### Material proporcionado
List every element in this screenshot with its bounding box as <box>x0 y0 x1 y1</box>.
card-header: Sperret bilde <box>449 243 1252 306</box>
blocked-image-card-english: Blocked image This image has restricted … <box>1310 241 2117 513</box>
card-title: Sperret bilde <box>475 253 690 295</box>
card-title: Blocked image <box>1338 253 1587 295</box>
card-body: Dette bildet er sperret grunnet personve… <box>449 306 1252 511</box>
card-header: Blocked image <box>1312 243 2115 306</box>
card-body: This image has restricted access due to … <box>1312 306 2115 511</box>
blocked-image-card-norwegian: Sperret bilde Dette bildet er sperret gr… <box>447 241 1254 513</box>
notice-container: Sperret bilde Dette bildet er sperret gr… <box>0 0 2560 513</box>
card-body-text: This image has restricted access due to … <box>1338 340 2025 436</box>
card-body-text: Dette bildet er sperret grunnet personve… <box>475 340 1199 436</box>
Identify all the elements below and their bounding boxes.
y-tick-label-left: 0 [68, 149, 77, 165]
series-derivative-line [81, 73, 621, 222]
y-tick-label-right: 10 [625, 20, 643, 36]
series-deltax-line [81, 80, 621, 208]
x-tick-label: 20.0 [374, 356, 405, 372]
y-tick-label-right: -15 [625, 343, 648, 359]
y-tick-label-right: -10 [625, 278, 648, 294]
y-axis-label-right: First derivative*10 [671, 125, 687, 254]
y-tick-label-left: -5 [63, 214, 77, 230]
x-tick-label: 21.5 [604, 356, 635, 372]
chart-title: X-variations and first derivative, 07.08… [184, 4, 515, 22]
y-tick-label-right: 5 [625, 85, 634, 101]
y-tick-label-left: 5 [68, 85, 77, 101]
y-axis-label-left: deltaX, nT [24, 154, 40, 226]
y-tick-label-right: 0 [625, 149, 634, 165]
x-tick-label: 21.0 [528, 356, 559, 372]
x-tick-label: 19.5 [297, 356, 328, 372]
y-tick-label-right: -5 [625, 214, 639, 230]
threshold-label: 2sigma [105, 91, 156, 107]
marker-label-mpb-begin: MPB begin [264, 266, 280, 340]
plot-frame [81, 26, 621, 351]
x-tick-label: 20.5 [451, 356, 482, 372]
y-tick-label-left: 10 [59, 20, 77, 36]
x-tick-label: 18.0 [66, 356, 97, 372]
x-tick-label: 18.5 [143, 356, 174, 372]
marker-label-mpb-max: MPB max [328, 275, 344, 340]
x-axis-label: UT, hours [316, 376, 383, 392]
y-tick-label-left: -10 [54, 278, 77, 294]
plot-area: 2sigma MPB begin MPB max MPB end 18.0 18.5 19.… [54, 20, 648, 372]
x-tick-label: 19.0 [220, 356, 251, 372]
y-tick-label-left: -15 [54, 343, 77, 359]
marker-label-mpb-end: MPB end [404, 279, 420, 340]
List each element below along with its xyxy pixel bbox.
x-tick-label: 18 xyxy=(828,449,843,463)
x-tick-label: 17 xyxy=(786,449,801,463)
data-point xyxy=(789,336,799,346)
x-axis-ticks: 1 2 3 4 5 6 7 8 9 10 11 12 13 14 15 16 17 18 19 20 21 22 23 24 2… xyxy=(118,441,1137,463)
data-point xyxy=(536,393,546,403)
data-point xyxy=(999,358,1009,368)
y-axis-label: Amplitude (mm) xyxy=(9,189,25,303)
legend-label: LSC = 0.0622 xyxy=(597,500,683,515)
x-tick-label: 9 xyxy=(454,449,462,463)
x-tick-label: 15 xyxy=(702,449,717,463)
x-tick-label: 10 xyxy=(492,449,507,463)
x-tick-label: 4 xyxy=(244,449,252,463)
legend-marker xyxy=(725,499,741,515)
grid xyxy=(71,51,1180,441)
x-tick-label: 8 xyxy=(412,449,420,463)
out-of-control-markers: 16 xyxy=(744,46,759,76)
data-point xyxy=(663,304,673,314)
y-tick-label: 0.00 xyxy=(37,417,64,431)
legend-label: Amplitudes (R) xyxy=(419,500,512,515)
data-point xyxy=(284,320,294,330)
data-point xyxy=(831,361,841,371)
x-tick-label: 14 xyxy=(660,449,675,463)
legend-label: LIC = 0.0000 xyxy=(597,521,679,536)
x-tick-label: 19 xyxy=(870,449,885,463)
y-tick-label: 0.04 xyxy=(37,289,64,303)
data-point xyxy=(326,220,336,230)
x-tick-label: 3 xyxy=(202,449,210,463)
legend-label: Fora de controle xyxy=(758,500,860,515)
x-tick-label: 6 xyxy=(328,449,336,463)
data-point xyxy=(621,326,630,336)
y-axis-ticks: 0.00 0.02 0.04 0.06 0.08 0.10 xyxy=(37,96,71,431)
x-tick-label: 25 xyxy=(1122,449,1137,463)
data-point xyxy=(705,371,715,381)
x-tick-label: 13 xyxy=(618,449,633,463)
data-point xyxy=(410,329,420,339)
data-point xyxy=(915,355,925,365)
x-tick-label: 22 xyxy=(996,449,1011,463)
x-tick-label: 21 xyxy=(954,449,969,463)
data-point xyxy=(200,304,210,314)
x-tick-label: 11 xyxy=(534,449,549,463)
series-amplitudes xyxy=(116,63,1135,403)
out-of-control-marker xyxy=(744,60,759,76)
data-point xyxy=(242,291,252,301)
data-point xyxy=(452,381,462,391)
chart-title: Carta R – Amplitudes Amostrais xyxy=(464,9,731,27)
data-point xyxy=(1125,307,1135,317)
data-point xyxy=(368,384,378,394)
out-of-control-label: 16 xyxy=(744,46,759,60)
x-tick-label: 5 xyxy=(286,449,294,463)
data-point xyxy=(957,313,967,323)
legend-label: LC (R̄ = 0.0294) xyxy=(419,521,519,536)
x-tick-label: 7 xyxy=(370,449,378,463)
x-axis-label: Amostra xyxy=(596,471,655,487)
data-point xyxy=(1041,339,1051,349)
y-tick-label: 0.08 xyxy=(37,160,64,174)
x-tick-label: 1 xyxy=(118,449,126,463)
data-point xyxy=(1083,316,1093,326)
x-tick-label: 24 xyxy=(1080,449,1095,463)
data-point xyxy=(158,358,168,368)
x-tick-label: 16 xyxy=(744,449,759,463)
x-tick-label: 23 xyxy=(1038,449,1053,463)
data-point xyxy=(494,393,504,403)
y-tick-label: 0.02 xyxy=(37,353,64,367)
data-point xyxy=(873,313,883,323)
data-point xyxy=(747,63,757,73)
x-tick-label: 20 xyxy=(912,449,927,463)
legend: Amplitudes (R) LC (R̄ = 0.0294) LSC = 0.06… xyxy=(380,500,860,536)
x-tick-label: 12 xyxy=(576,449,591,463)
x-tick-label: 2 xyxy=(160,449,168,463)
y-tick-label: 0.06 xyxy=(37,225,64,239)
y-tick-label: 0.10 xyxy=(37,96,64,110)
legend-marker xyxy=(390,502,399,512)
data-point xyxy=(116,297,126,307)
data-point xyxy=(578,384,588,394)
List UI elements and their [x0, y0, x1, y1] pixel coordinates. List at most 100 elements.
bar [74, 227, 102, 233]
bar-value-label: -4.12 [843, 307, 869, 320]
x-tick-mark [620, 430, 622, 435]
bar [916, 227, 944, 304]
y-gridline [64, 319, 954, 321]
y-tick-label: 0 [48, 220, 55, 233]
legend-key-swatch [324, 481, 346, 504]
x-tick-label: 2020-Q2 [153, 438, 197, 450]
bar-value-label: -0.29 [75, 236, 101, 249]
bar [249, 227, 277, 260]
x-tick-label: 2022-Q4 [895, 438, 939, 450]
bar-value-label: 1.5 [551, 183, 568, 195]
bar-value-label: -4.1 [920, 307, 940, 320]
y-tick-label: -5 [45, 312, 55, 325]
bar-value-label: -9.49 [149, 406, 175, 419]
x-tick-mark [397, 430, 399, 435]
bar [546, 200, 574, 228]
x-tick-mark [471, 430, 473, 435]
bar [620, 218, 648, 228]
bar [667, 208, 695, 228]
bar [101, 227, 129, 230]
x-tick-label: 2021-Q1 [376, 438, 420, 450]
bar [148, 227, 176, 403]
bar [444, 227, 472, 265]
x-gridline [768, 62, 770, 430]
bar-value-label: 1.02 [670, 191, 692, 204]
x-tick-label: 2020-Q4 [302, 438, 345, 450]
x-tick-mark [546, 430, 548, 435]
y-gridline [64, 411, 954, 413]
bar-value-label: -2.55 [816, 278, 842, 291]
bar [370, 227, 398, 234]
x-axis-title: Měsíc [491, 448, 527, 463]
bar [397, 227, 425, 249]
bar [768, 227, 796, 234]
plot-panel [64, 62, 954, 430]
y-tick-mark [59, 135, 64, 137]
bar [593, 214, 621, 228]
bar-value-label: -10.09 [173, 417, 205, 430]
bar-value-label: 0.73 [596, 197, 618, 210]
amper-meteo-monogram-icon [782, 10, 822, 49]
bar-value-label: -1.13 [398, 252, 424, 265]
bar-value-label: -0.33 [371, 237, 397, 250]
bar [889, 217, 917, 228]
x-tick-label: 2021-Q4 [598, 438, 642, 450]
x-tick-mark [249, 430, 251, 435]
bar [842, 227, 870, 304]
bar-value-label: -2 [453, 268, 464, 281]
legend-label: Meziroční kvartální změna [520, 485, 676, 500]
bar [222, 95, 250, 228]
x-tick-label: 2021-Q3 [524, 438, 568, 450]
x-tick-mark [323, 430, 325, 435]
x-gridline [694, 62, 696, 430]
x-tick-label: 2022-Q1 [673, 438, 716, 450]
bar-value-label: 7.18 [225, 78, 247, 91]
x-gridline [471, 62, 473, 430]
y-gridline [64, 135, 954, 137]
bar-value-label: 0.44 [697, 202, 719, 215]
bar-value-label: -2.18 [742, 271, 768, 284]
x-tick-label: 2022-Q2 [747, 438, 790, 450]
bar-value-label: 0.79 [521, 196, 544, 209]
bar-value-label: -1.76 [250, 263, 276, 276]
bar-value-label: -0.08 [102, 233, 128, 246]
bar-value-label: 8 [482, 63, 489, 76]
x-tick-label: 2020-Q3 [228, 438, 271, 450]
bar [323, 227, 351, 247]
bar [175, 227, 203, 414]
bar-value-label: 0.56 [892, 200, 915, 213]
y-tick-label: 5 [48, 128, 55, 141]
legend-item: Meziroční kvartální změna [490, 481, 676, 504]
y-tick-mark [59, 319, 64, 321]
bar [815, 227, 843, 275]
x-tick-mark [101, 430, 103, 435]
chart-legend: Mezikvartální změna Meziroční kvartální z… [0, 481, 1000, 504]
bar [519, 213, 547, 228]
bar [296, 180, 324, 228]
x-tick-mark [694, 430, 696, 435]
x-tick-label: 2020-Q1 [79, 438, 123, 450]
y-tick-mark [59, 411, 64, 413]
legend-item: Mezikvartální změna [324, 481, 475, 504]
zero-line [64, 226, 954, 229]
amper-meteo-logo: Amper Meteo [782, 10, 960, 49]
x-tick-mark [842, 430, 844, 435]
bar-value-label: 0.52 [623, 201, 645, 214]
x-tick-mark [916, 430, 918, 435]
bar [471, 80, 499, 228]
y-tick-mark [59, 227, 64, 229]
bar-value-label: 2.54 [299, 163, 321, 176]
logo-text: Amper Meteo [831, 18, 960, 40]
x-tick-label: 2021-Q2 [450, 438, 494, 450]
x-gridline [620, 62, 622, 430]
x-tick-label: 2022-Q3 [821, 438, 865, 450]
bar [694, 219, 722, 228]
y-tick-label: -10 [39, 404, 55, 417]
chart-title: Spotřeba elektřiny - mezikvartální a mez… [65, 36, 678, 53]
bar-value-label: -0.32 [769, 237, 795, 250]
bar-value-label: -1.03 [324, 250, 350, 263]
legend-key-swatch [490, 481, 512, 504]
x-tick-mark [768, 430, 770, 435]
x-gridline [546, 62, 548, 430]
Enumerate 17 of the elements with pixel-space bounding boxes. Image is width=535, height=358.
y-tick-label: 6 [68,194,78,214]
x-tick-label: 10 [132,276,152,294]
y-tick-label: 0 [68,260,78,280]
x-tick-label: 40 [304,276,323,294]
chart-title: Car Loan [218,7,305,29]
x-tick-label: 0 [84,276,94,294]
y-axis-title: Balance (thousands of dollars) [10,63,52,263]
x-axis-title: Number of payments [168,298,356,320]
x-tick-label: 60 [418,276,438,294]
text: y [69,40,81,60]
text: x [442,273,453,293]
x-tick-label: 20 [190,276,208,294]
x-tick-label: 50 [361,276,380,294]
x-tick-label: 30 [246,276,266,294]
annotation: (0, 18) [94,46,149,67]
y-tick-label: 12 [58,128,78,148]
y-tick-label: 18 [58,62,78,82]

### Tarea
Por favor, copia sin cambios las líneas del listado que van desde su comienzo hasta la línea con "x-tick-label: 19.5 [297, 356, 328, 372]", incluida esta.

### Solución
List every element in this screenshot with its bounding box as <box>x0 y0 x1 y1</box>.
card-header: Sperret bilde <box>449 243 1252 306</box>
blocked-image-card-english: Blocked image This image has restricted … <box>1310 241 2117 513</box>
card-title: Sperret bilde <box>475 253 690 295</box>
card-title: Blocked image <box>1338 253 1587 295</box>
card-body: Dette bildet er sperret grunnet personve… <box>449 306 1252 511</box>
card-header: Blocked image <box>1312 243 2115 306</box>
card-body: This image has restricted access due to … <box>1312 306 2115 511</box>
blocked-image-card-norwegian: Sperret bilde Dette bildet er sperret gr… <box>447 241 1254 513</box>
notice-container: Sperret bilde Dette bildet er sperret gr… <box>0 0 2560 513</box>
card-body-text: This image has restricted access due to … <box>1338 340 2025 436</box>
card-body-text: Dette bildet er sperret grunnet personve… <box>475 340 1199 436</box>
Identify all the elements below and their bounding boxes.
y-tick-label-left: 0 [68, 149, 77, 165]
series-derivative-line [81, 73, 621, 222]
y-tick-label-right: 10 [625, 20, 643, 36]
series-deltax-line [81, 80, 621, 208]
x-tick-label: 20.0 [374, 356, 405, 372]
y-tick-label-right: -15 [625, 343, 648, 359]
y-tick-label-right: -10 [625, 278, 648, 294]
y-axis-label-right: First derivative*10 [671, 125, 687, 254]
y-tick-label-left: -5 [63, 214, 77, 230]
x-tick-label: 21.5 [604, 356, 635, 372]
chart-title: X-variations and first derivative, 07.08… [184, 4, 515, 22]
y-tick-label-right: 5 [625, 85, 634, 101]
y-tick-label-left: 5 [68, 85, 77, 101]
y-axis-label-left: deltaX, nT [24, 154, 40, 226]
y-tick-label-right: 0 [625, 149, 634, 165]
x-tick-label: 21.0 [528, 356, 559, 372]
x-tick-label: 19.5 [297, 356, 328, 372]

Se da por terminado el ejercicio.